**ASSIGNED TASK 1**
In the research-paper summaries, what two fitness functions does the credit-scoring framework based on NSGA-II use?
**ASSIGNED TASK 2**
Extend the research-paper summaries from their last line, keeping the same outline format.

**TEXT UNDER STUDY**
┌──
• Science of Science
  1. A decision support framework for robust R&D budget allocation using machine learning and optimization

    • Motivation: government R&D budget
    • Research question: decision support systems to maximize the total expected R&D output
    • Proposed method:
      • R&D output prediction model
      • robust optimization technique to hedge against uncertainty
  2. A multi-objective approach for profit-driven feature selection in credit scoring

    • Motivation: feature selection in credit scoring
    • Research gap: standard feature selection only rely on statistical criteria
    • Proposed method:
      • extend the use of profit measures to feature selection
      • develop a multi-objective wrapper framework based on the NSGA-II genetic algorithm with two fitness functions: the Expected Maximum Profit (EMP) and the number of features.
  3. A Novel Method for Topic Linkages Between ScientificPublications and Patents

    • Motivation: understanding the relationships between science and technology.
    • Research Gap: Previous studies on the linkages mainly focus on the analysis of nonpatent references on the front page of patents, or the resulting citation- link networks, but with unsatisfactory performance.
    • Proposed method:
      • a novel statistical entity-topic model (named the CCorrLDA2 model), armed with the collapsed Gibbs sampling inference algorithm, is proposed to discover the hidden topics respectively from the academic articles and patents.
      • a topic linkages construction problem is transformed into the well-known optimal transportation problem after topic similarity is calculated on the basis of symmetrized Kullback–Leibler (KL) divergence.
  4. Data objects and documenting scientific processes: An analysis of data events in biodiversity data papers

    • Motivation: data paper
    • Research gap: Research examining how data papers report data events, such as data transactions and manipulations, is limited.
    • Method & findings:
      • A content analysis was conducted examining the full texts of 82 data papers
      • Data events recorded for each paper were organized into a set of 17 categories.
└──
**EXTRACTED ENTRIES**
┌──
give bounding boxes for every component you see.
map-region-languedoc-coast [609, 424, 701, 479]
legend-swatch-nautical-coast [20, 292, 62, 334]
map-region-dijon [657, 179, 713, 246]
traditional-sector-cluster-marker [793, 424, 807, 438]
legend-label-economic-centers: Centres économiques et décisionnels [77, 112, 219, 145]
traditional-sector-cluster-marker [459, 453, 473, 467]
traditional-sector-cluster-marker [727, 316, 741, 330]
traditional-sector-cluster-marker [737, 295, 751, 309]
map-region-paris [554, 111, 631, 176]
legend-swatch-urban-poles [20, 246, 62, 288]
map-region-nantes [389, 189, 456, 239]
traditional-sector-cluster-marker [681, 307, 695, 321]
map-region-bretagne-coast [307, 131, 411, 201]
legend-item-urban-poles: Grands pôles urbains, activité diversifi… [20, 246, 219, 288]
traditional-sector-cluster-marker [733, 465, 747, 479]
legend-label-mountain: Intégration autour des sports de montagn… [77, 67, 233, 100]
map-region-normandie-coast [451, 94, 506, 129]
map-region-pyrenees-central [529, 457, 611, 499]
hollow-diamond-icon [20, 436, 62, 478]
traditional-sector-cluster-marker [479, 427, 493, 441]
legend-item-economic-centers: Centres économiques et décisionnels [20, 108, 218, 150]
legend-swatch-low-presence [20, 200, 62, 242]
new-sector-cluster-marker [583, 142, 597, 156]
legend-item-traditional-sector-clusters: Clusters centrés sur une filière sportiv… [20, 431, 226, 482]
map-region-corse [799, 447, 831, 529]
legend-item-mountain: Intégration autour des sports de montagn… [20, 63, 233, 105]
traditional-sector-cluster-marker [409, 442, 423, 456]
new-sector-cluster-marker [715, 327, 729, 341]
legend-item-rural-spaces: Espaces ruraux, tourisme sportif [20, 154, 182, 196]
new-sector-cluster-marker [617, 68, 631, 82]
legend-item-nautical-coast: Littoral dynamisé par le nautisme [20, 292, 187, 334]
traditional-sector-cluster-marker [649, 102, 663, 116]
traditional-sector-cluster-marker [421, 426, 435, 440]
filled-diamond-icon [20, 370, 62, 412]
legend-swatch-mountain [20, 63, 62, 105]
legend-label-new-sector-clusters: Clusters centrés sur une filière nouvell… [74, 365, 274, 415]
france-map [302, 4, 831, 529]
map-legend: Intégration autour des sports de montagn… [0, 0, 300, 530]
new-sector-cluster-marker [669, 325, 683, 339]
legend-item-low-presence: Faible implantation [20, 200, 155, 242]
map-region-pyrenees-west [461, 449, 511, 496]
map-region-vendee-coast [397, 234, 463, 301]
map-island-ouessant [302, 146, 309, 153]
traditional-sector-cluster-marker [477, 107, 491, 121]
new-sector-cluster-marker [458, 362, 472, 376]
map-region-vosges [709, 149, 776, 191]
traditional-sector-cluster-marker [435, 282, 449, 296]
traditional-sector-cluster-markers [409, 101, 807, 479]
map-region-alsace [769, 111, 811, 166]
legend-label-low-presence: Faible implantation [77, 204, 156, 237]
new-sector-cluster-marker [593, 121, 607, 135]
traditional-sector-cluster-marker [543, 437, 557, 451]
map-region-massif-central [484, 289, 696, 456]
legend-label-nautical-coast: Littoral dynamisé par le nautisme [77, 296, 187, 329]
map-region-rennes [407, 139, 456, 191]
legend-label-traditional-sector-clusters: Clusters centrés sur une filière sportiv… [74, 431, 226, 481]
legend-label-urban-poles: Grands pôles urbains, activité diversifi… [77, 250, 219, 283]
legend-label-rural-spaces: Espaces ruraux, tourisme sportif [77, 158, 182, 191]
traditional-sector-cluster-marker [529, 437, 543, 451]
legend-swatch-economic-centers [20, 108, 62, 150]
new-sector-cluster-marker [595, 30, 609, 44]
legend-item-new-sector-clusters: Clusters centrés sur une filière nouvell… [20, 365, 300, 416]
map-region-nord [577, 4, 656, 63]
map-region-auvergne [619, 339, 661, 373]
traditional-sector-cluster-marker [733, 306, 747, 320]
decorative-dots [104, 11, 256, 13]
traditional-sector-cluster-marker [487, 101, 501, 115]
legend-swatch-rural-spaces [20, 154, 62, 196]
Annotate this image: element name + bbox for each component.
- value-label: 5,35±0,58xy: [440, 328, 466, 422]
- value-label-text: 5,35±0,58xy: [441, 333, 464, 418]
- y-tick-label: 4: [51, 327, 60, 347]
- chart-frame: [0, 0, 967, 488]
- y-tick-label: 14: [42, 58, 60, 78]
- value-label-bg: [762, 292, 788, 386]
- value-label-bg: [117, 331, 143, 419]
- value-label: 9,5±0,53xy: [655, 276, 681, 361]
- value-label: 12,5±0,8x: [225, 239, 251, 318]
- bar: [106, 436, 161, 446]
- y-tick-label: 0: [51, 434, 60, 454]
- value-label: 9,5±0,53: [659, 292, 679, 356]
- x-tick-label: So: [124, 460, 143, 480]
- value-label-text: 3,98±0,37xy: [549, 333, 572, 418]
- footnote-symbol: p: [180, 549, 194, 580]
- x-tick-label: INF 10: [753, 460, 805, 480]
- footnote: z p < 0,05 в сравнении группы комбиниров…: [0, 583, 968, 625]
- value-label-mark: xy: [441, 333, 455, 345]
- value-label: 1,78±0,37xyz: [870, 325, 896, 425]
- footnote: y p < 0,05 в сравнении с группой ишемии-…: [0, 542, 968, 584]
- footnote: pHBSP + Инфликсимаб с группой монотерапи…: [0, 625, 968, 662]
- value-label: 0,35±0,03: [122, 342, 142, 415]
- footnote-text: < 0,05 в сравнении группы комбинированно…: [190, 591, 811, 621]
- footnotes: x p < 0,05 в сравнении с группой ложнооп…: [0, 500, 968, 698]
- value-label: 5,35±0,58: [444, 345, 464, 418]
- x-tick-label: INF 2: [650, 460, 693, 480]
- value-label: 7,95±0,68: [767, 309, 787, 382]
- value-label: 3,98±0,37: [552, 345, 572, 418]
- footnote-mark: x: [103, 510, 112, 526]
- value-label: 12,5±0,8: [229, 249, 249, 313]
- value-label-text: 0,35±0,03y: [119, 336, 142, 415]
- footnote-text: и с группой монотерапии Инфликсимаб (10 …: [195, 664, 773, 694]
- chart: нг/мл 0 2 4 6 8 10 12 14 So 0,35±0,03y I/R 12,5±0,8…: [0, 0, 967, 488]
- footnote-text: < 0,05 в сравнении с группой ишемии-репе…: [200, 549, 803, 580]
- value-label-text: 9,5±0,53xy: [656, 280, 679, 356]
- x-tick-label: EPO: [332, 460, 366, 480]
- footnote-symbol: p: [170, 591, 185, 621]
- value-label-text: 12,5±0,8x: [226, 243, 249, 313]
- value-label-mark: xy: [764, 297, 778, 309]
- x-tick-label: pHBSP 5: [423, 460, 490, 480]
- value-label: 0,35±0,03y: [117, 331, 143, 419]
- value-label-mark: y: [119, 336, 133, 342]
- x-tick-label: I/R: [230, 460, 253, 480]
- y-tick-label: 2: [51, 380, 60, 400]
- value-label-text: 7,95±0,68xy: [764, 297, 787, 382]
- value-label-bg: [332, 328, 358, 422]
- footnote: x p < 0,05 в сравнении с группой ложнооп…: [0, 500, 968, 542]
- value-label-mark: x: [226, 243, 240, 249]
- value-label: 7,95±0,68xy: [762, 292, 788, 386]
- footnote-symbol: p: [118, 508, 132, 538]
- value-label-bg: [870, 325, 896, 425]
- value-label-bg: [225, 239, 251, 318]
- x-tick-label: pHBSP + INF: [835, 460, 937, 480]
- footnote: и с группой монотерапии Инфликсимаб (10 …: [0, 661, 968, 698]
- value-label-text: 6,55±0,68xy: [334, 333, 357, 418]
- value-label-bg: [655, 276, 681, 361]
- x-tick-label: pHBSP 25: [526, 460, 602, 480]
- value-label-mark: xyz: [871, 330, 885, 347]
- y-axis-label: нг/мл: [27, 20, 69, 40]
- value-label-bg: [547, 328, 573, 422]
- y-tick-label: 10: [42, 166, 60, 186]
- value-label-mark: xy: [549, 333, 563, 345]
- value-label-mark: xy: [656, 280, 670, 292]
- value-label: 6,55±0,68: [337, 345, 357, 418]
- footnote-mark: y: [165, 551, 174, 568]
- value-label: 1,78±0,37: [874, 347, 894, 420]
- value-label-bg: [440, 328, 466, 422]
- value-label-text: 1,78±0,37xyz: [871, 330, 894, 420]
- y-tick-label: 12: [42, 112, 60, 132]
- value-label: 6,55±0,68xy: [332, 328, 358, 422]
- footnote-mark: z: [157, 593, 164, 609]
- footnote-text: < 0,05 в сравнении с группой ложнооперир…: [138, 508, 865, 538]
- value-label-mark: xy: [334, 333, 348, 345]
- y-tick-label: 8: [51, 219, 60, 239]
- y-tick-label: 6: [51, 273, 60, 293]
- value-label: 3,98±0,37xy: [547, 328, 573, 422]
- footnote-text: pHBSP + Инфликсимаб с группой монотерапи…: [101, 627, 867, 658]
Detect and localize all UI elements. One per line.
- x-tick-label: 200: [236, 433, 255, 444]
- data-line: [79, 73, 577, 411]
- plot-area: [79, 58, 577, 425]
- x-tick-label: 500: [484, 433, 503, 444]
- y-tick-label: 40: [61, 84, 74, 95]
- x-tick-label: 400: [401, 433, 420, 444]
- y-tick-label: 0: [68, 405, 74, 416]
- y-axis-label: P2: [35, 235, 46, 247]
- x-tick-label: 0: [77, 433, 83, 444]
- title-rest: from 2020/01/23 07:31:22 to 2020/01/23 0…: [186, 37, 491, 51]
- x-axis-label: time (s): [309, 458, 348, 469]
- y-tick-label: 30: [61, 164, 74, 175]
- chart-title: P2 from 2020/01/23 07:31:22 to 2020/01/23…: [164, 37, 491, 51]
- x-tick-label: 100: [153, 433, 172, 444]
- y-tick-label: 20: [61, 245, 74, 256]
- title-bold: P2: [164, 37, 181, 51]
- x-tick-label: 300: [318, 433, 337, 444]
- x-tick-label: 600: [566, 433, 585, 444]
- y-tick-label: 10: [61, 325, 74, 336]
└──
**WRITTEN REPLY 1**
The Expected Maximum Profit (EMP) and the number of features.

**WRITTEN REPLY 2**
      • The findings challenge the degrees to which data papers are a distinct genre compared to research articles and they describe data‐centric research processes in a through way.
  5. Examining scientific writing styles from the perspective of linguistic complexity

    • Motivation: Publishing articles in high‐impact English journals is difficult for non‐native English‐speaking scholars
    • Research Gap: uncover the differences in English scientific writing between native English‐speaking scholars (NESs) and NNESs
    • Proposed method:
      • examined the scientific writing styles in English from a two‐fold perspective of linguistic complexity:
      • (a) syntactic complexity, including measurements of sentence length and sentence complexity;
      • (b) lexical complexity, including measurements of lexical diversity, lexical density, and lexical sophistication.
    • Findings: The observations suggest marginal differences between groups in syntactical and lexical complexity.
  6. Modeling the relationship between scientific and bibliographic classification for music

    • Motivation: Scientific classification is an important topic in contemporary knowledge organization discourse
    • Research gap: the nature of the relationships between scientific and bibliographic classifications has not been fully studied.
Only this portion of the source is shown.